TASK DIRECTIONS.
Repeat each line exactly as it is written.
## BEGIN
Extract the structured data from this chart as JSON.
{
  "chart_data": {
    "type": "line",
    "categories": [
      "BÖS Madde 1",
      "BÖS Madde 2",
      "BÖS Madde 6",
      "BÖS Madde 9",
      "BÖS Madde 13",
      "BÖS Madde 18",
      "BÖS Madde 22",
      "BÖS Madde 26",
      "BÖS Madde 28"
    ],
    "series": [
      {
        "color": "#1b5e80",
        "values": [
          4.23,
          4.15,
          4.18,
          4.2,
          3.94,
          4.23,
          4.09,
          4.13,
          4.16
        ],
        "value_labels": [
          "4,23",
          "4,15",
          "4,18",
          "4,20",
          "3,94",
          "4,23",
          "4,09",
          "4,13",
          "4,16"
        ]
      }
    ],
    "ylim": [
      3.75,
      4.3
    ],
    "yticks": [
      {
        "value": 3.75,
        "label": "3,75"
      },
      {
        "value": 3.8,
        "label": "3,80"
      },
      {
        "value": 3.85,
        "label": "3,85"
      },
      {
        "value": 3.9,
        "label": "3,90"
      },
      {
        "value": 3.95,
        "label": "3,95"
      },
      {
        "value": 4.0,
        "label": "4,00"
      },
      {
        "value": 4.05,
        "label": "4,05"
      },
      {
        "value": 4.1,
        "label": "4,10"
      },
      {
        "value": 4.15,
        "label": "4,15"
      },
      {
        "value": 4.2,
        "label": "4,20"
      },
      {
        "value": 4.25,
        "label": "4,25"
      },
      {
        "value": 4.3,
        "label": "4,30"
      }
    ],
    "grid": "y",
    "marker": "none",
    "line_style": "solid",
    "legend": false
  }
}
## END
FINISHED TASK.
Extract the structured data from this chart as JSON.
{
  "chart_data": {
    "type": "line",
    "categories": [
      "BÖS Madde 1",
      "BÖS Madde 2",
      "BÖS Madde 6",
      "BÖS Madde 9",
      "BÖS Madde 13",
      "BÖS Madde 18",
      "BÖS Madde 22",
      "BÖS Madde 26",
      "BÖS Madde 28"
    ],
    "series": [
      {
        "color": "#1b5e80",
        "values": [
          4.23,
          4.15,
          4.18,
          4.2,
          3.94,
          4.23,
          4.09,
          4.13,
          4.16
        ],
        "value_labels": [
          "4,23",
          "4,15",
          "4,18",
          "4,20",
          "3,94",
          "4,23",
          "4,09",
          "4,13",
          "4,16"
        ]
      }
    ],
    "ylim": [
      3.75,
      4.3
    ],
    "yticks": [
      {
        "value": 3.75,
        "label": "3,75"
      },
      {
        "value": 3.8,
        "label": "3,80"
      },
      {
        "value": 3.85,
        "label": "3,85"
      },
      {
        "value": 3.9,
        "label": "3,90"
      },
      {
        "value": 3.95,
        "label": "3,95"
      },
      {
        "value": 4.0,
        "label": "4,00"
      },
      {
        "value": 4.05,
        "label": "4,05"
      },
      {
        "value": 4.1,
        "label": "4,10"
      },
      {
        "value": 4.15,
        "label": "4,15"
      },
      {
        "value": 4.2,
        "label": "4,20"
      },
      {
        "value": 4.25,
        "label": "4,25"
      },
      {
        "value": 4.3,
        "label": "4,30"
      }
    ],
    "grid": "y",
    "marker": "none",
    "line_style": "solid",
    "legend": false
  }
}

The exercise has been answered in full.